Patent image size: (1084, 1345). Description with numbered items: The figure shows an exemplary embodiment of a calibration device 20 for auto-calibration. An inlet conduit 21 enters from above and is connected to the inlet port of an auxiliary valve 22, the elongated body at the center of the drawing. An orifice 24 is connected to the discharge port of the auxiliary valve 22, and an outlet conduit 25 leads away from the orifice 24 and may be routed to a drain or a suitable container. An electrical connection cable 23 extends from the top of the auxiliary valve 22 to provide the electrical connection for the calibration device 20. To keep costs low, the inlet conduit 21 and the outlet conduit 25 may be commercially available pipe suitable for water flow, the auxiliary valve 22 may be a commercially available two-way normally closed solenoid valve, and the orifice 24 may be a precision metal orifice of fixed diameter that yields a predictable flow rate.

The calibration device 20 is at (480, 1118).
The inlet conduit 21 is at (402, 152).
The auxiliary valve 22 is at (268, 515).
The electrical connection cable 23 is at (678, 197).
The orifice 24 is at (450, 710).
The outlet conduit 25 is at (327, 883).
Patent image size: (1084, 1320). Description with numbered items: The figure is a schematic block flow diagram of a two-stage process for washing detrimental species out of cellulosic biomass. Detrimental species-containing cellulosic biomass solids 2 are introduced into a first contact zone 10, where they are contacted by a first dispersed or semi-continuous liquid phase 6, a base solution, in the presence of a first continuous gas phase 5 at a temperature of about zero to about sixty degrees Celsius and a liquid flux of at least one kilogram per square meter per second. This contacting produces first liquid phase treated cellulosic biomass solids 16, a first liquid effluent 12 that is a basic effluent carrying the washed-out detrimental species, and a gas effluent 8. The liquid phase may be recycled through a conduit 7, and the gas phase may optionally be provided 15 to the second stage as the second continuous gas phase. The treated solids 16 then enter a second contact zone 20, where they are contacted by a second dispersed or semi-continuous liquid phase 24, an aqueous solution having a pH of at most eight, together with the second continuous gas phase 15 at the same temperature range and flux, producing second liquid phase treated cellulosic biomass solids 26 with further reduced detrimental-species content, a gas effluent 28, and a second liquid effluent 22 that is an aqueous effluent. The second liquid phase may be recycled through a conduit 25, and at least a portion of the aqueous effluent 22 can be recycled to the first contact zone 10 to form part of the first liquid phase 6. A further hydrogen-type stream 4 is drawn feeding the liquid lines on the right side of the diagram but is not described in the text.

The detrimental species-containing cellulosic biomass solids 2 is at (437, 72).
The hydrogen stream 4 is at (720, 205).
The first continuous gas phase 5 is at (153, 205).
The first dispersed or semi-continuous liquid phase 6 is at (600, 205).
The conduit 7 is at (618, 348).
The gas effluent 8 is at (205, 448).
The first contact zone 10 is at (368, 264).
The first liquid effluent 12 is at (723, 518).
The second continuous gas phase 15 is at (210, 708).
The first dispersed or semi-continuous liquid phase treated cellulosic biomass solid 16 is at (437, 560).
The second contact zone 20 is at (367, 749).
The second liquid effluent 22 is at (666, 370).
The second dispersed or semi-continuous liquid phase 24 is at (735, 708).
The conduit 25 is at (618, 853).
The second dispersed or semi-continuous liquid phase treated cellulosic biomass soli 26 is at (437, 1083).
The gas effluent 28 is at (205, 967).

========

= WHAT IS ASKED =
Write out, as a numbered list, the lines from the beginning of the rows through the line containing "The outlet conduit 25 is at (327, 883).", leaving out any blank lines.

= RESULT OF THE TASK =
1. Patent image size: (1084, 1345). Description with numbered items: The figure shows an exemplary embodiment of a calibration device 20 for auto-calibration. An inlet conduit 21 enters from above and is connected to the inlet port of an auxiliary valve 22, the elongated body at the center of the drawing. An orifice 24 is connected to the discharge port of the auxiliary valve 22, and an outlet conduit 25 leads away from the orifice 24 and may be routed to a drain or a suitable container. An electrical connection cable 23 extends from the top of the auxiliary valve 22 to provide the electrical connection for the calibration device 20. To keep costs low, the inlet conduit 21 and the outlet conduit 25 may be commercially available pipe suitable for water flow, the auxiliary valve 22 may be a commercially available two-way normally closed solenoid valve, and the orifice 24 may be a precision metal orifice of fixed diameter that yields a predictable flow rate.
2. The calibration device 20 is at (480, 1118).
3. The inlet conduit 21 is at (402, 152).
4. The auxiliary valve 22 is at (268, 515).
5. The electrical connection cable 23 is at (678, 197).
6. The orifice 24 is at (450, 710).
7. The outlet conduit 25 is at (327, 883).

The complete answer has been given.